__Task directions__
All of the entries need to be written out again, exactly as they are.

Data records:
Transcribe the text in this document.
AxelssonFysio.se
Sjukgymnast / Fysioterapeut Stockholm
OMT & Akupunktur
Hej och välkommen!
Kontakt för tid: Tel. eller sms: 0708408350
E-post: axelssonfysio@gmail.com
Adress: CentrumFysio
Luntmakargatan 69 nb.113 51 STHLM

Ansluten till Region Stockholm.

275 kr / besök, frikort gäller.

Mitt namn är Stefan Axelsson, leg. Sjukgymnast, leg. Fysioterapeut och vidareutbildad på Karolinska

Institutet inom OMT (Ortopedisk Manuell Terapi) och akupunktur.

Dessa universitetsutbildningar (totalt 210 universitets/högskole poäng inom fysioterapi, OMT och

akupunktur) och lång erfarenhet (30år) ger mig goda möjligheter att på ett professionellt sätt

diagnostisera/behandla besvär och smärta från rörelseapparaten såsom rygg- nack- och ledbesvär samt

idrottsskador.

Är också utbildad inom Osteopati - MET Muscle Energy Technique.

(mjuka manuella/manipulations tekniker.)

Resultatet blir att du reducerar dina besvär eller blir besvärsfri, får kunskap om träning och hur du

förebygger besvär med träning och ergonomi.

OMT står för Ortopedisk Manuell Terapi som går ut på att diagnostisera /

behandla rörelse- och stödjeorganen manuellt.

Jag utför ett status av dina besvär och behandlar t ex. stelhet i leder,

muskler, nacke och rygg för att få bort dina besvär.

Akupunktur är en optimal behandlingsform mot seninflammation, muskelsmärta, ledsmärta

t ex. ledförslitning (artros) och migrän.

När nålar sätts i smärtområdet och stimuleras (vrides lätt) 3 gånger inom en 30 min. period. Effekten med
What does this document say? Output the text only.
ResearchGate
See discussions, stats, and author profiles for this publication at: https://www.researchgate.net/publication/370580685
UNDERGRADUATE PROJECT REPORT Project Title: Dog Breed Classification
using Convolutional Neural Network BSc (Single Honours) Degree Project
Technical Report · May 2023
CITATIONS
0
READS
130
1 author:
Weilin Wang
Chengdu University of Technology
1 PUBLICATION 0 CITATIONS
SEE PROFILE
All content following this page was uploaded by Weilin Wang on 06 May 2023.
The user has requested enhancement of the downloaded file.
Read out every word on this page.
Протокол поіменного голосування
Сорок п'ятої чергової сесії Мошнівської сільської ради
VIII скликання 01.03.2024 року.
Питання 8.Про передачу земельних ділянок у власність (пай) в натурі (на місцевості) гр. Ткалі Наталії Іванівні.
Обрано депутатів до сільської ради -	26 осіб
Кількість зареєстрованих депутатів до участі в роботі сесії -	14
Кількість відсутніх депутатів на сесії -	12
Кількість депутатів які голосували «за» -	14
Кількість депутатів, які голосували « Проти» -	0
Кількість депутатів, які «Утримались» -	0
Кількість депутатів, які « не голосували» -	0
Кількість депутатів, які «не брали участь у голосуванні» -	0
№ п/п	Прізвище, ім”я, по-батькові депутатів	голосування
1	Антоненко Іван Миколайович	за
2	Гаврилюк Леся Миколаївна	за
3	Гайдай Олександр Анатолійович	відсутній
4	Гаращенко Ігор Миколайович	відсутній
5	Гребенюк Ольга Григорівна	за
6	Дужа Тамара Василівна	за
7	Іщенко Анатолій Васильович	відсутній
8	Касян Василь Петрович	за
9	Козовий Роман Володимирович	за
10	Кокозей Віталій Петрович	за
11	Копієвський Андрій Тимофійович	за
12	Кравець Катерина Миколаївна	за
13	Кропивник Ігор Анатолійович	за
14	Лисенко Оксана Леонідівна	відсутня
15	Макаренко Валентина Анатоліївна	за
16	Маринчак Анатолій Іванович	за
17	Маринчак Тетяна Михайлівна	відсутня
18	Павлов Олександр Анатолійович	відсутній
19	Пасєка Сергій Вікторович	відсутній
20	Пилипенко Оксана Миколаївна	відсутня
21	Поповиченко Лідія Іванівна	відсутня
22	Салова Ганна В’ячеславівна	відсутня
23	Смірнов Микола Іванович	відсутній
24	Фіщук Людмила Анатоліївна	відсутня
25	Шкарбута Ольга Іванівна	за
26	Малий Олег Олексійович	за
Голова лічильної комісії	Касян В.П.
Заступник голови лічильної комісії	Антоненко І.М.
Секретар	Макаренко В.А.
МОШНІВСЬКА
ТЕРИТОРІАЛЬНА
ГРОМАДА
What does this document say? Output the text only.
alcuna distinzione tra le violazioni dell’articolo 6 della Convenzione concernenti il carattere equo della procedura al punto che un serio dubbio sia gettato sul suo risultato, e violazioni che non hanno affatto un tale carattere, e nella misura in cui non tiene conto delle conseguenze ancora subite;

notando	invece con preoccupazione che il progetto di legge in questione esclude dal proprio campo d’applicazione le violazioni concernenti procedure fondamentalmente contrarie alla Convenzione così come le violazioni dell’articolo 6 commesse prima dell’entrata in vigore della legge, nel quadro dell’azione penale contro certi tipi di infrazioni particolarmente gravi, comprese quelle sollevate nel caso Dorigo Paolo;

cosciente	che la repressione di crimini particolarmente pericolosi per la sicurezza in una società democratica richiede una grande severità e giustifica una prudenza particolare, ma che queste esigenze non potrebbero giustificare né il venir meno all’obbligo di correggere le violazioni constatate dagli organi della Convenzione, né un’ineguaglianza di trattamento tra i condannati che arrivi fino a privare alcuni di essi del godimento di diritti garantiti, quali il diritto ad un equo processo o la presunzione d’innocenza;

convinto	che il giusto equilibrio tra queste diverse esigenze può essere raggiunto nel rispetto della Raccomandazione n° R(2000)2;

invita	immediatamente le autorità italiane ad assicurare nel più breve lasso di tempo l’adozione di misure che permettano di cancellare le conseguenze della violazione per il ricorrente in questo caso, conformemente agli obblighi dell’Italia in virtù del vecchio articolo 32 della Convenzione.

__Solution to the exercise__
Transcribe the text in this document.
AxelssonFysio.se
Sjukgymnast / Fysioterapeut Stockholm
OMT & Akupunktur
Hej och välkommen!
Kontakt för tid: Tel. eller sms: 0708408350
E-post: axelssonfysio@gmail.com
Adress: CentrumFysio
Luntmakargatan 69 nb.113 51 STHLM

Ansluten till Region Stockholm.

275 kr / besök, frikort gäller.

Mitt namn är Stefan Axelsson, leg. Sjukgymnast, leg. Fysioterapeut och vidareutbildad på Karolinska

Institutet inom OMT (Ortopedisk Manuell Terapi) och akupunktur.

Dessa universitetsutbildningar (totalt 210 universitets/högskole poäng inom fysioterapi, OMT och

akupunktur) och lång erfarenhet (30år) ger mig goda möjligheter att på ett professionellt sätt

diagnostisera/behandla besvär och smärta från rörelseapparaten såsom rygg- nack- och ledbesvär samt

idrottsskador.

Är också utbildad inom Osteopati - MET Muscle Energy Technique.

(mjuka manuella/manipulations tekniker.)

Resultatet blir att du reducerar dina besvär eller blir besvärsfri, får kunskap om träning och hur du

förebygger besvär med träning och ergonomi.

OMT står för Ortopedisk Manuell Terapi som går ut på att diagnostisera /

behandla rörelse- och stödjeorganen manuellt.

Jag utför ett status av dina besvär och behandlar t ex. stelhet i leder,

muskler, nacke och rygg för att få bort dina besvär.

Akupunktur är en optimal behandlingsform mot seninflammation, muskelsmärta, ledsmärta

t ex. ledförslitning (artros) och migrän.

När nålar sätts i smärtområdet och stimuleras (vrides lätt) 3 gånger inom en 30 min. period. Effekten med
What does this document say? Output the text only.
ResearchGate
See discussions, stats, and author profiles for this publication at: https://www.researchgate.net/publication/370580685
UNDERGRADUATE PROJECT REPORT Project Title: Dog Breed Classification
using Convolutional Neural Network BSc (Single Honours) Degree Project
Technical Report · May 2023
CITATIONS
0
READS
130
1 author:
Weilin Wang
Chengdu University of Technology
1 PUBLICATION 0 CITATIONS
SEE PROFILE
All content following this page was uploaded by Weilin Wang on 06 May 2023.
The user has requested enhancement of the downloaded file.
Read out every word on this page.
Протокол поіменного голосування
Сорок п'ятої чергової сесії Мошнівської сільської ради
VIII скликання 01.03.2024 року.
Питання 8.Про передачу земельних ділянок у власність (пай) в натурі (на місцевості) гр. Ткалі Наталії Іванівні.
Обрано депутатів до сільської ради -	26 осіб
Кількість зареєстрованих депутатів до участі в роботі сесії -	14
Кількість відсутніх депутатів на сесії -	12
Кількість депутатів які голосували «за» -	14
Кількість депутатів, які голосували « Проти» -	0
Кількість депутатів, які «Утримались» -	0
Кількість депутатів, які « не голосували» -	0
Кількість депутатів, які «не брали участь у голосуванні» -	0
№ п/п	Прізвище, ім”я, по-батькові депутатів	голосування
1	Антоненко Іван Миколайович	за
2	Гаврилюк Леся Миколаївна	за
3	Гайдай Олександр Анатолійович	відсутній
4	Гаращенко Ігор Миколайович	відсутній
5	Гребенюк Ольга Григорівна	за
6	Дужа Тамара Василівна	за
7	Іщенко Анатолій Васильович	відсутній
8	Касян Василь Петрович	за
9	Козовий Роман Володимирович	за
10	Кокозей Віталій Петрович	за
11	Копієвський Андрій Тимофійович	за
12	Кравець Катерина Миколаївна	за
13	Кропивник Ігор Анатолійович	за
14	Лисенко Оксана Леонідівна	відсутня
15	Макаренко Валентина Анатоліївна	за
16	Маринчак Анатолій Іванович	за
17	Маринчак Тетяна Михайлівна	відсутня
18	Павлов Олександр Анатолійович	відсутній
19	Пасєка Сергій Вікторович	відсутній
20	Пилипенко Оксана Миколаївна	відсутня
21	Поповиченко Лідія Іванівна	відсутня
22	Салова Ганна В’ячеславівна	відсутня
23	Смірнов Микола Іванович	відсутній
24	Фіщук Людмила Анатоліївна	відсутня
25	Шкарбута Ольга Іванівна	за
26	Малий Олег Олексійович	за
Голова лічильної комісії	Касян В.П.
Заступник голови лічильної комісії	Антоненко І.М.
Секретар	Макаренко В.А.
МОШНІВСЬКА
ТЕРИТОРІАЛЬНА
ГРОМАДА
What does this document say? Output the text only.
alcuna distinzione tra le violazioni dell’articolo 6 della Convenzione concernenti il carattere equo della procedura al punto che un serio dubbio sia gettato sul suo risultato, e violazioni che non hanno affatto un tale carattere, e nella misura in cui non tiene conto delle conseguenze ancora subite;

notando	invece con preoccupazione che il progetto di legge in questione esclude dal proprio campo d’applicazione le violazioni concernenti procedure fondamentalmente contrarie alla Convenzione così come le violazioni dell’articolo 6 commesse prima dell’entrata in vigore della legge, nel quadro dell’azione penale contro certi tipi di infrazioni particolarmente gravi, comprese quelle sollevate nel caso Dorigo Paolo;

cosciente	che la repressione di crimini particolarmente pericolosi per la sicurezza in una società democratica richiede una grande severità e giustifica una prudenza particolare, ma che queste esigenze non potrebbero giustificare né il venir meno all’obbligo di correggere le violazioni constatate dagli organi della Convenzione, né un’ineguaglianza di trattamento tra i condannati che arrivi fino a privare alcuni di essi del godimento di diritti garantiti, quali il diritto ad un equo processo o la presunzione d’innocenza;

convinto	che il giusto equilibrio tra queste diverse esigenze può essere raggiunto nel rispetto della Raccomandazione n° R(2000)2;

invita	immediatamente le autorità italiane ad assicurare nel più breve lasso di tempo l’adozione di misure che permettano di cancellare le conseguenze della violazione per il ricorrente in questo caso, conformemente agli obblighi dell’Italia in virtù del vecchio articolo 32 della Convenzione.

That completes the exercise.